** Start of DATASET **

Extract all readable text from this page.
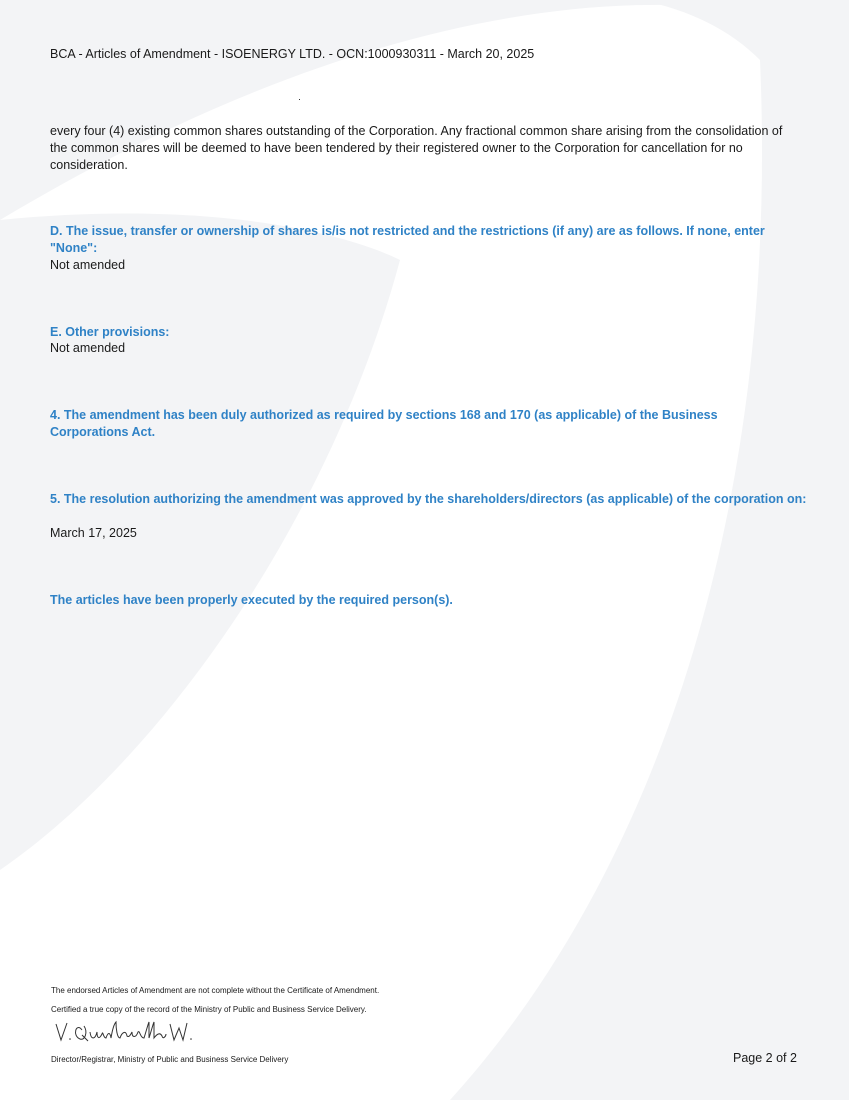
BCA - Articles of Amendment - ISOENERGY LTD. - OCN:1000930311 - March 20, 2025
every four (4) existing common shares outstanding of the Corporation. Any fractional common share arising from the consolidation of the common shares will be deemed to have been tendered by their registered owner to the Corporation for cancellation for no consideration.
D. The issue, transfer or ownership of shares is/is not restricted and the restrictions (if any) are as follows. If none, enter "None":
Not amended
E. Other provisions:
Not amended
4. The amendment has been duly authorized as required by sections 168 and 170 (as applicable) of the Business Corporations Act.
5. The resolution authorizing the amendment was approved by the shareholders/directors (as applicable) of the corporation on:
March 17, 2025
The articles have been properly executed by the required person(s).
The endorsed Articles of Amendment are not complete without the Certificate of Amendment.
Certified a true copy of the record of the Ministry of Public and Business Service Delivery.
Director/Registrar, Ministry of Public and Business Service Delivery	Page 2 of 2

** End of DATASET **

**SET PROBLEM**
Which lines in the listing above hold the word "shares"? Show each of them.

**REPLY TO THE TASK**
every four (4) existing common shares outstanding of the Corporation. Any fractional common share arising from the consolidation of the common shares will be deemed to have been tendered by their registered owner to the Corporation for cancellation for no consideration.
D. The issue, transfer or ownership of shares is/is not restricted and the restrictions (if any) are as follows. If none, enter "None":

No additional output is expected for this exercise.